Records about charts and figures:
— BEGIN —

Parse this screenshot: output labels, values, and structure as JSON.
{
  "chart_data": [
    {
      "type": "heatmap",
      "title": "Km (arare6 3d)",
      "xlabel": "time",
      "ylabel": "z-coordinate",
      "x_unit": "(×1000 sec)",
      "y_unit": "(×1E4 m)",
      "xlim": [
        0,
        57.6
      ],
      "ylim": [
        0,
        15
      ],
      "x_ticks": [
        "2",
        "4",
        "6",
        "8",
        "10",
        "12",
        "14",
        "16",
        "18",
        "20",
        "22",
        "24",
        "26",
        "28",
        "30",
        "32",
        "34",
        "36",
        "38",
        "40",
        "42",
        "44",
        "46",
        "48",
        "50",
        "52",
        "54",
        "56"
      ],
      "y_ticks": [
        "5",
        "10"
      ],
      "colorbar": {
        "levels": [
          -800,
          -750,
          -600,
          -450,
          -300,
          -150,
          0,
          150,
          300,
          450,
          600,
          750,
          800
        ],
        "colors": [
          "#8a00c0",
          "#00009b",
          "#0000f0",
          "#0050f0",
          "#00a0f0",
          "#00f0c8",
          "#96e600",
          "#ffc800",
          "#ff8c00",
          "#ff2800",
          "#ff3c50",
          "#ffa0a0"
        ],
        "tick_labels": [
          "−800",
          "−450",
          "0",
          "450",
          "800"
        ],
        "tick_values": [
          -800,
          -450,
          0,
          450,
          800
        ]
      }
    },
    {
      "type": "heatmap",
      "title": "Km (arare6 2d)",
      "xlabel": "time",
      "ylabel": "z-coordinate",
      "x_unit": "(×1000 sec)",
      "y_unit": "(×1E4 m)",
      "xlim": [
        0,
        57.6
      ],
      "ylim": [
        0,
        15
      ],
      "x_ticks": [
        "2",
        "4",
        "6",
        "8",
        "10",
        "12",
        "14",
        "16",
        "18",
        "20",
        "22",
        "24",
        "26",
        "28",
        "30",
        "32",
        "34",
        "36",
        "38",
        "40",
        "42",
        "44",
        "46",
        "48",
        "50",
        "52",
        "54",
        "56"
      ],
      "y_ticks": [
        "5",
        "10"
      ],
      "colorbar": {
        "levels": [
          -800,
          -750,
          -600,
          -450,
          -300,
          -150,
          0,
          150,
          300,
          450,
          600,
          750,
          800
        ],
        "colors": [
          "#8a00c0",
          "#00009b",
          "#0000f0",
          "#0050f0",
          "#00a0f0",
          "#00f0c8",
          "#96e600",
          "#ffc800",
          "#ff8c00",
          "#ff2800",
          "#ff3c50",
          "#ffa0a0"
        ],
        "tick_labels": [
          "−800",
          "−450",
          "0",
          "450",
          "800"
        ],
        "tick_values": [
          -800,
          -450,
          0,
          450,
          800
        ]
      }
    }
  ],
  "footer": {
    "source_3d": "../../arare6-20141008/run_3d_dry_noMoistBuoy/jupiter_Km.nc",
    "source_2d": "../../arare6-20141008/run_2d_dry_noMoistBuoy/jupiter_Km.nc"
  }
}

— END —

▸ PROBLEM TO WORK ON:
Print every record exactly as it was given.

▸ RESPONSE:
Parse this screenshot: output labels, values, and structure as JSON.
{
  "chart_data": [
    {
      "type": "heatmap",
      "title": "Km (arare6 3d)",
      "xlabel": "time",
      "ylabel": "z-coordinate",
      "x_unit": "(×1000 sec)",
      "y_unit": "(×1E4 m)",
      "xlim": [
        0,
        57.6
      ],
      "ylim": [
        0,
        15
      ],
      "x_ticks": [
        "2",
        "4",
        "6",
        "8",
        "10",
        "12",
        "14",
        "16",
        "18",
        "20",
        "22",
        "24",
        "26",
        "28",
        "30",
        "32",
        "34",
        "36",
        "38",
        "40",
        "42",
        "44",
        "46",
        "48",
        "50",
        "52",
        "54",
        "56"
      ],
      "y_ticks": [
        "5",
        "10"
      ],
      "colorbar": {
        "levels": [
          -800,
          -750,
          -600,
          -450,
          -300,
          -150,
          0,
          150,
          300,
          450,
          600,
          750,
          800
        ],
        "colors": [
          "#8a00c0",
          "#00009b",
          "#0000f0",
          "#0050f0",
          "#00a0f0",
          "#00f0c8",
          "#96e600",
          "#ffc800",
          "#ff8c00",
          "#ff2800",
          "#ff3c50",
          "#ffa0a0"
        ],
        "tick_labels": [
          "−800",
          "−450",
          "0",
          "450",
          "800"
        ],
        "tick_values": [
          -800,
          -450,
          0,
          450,
          800
        ]
      }
    },
    {
      "type": "heatmap",
      "title": "Km (arare6 2d)",
      "xlabel": "time",
      "ylabel": "z-coordinate",
      "x_unit": "(×1000 sec)",
      "y_unit": "(×1E4 m)",
      "xlim": [
        0,
        57.6
      ],
      "ylim": [
        0,
        15
      ],
      "x_ticks": [
        "2",
        "4",
        "6",
        "8",
        "10",
        "12",
        "14",
        "16",
        "18",
        "20",
        "22",
        "24",
        "26",
        "28",
        "30",
        "32",
        "34",
        "36",
        "38",
        "40",
        "42",
        "44",
        "46",
        "48",
        "50",
        "52",
        "54",
        "56"
      ],
      "y_ticks": [
        "5",
        "10"
      ],
      "colorbar": {
        "levels": [
          -800,
          -750,
          -600,
          -450,
          -300,
          -150,
          0,
          150,
          300,
          450,
          600,
          750,
          800
        ],
        "colors": [
          "#8a00c0",
          "#00009b",
          "#0000f0",
          "#0050f0",
          "#00a0f0",
          "#00f0c8",
          "#96e600",
          "#ffc800",
          "#ff8c00",
          "#ff2800",
          "#ff3c50",
          "#ffa0a0"
        ],
        "tick_labels": [
          "−800",
          "−450",
          "0",
          "450",
          "800"
        ],
        "tick_values": [
          -800,
          -450,
          0,
          450,
          800
        ]
      }
    }
  ],
  "footer": {
    "source_3d": "../../arare6-20141008/run_3d_dry_noMoistBuoy/jupiter_Km.nc",
    "source_2d": "../../arare6-20141008/run_2d_dry_noMoistBuoy/jupiter_Km.nc"
  }
}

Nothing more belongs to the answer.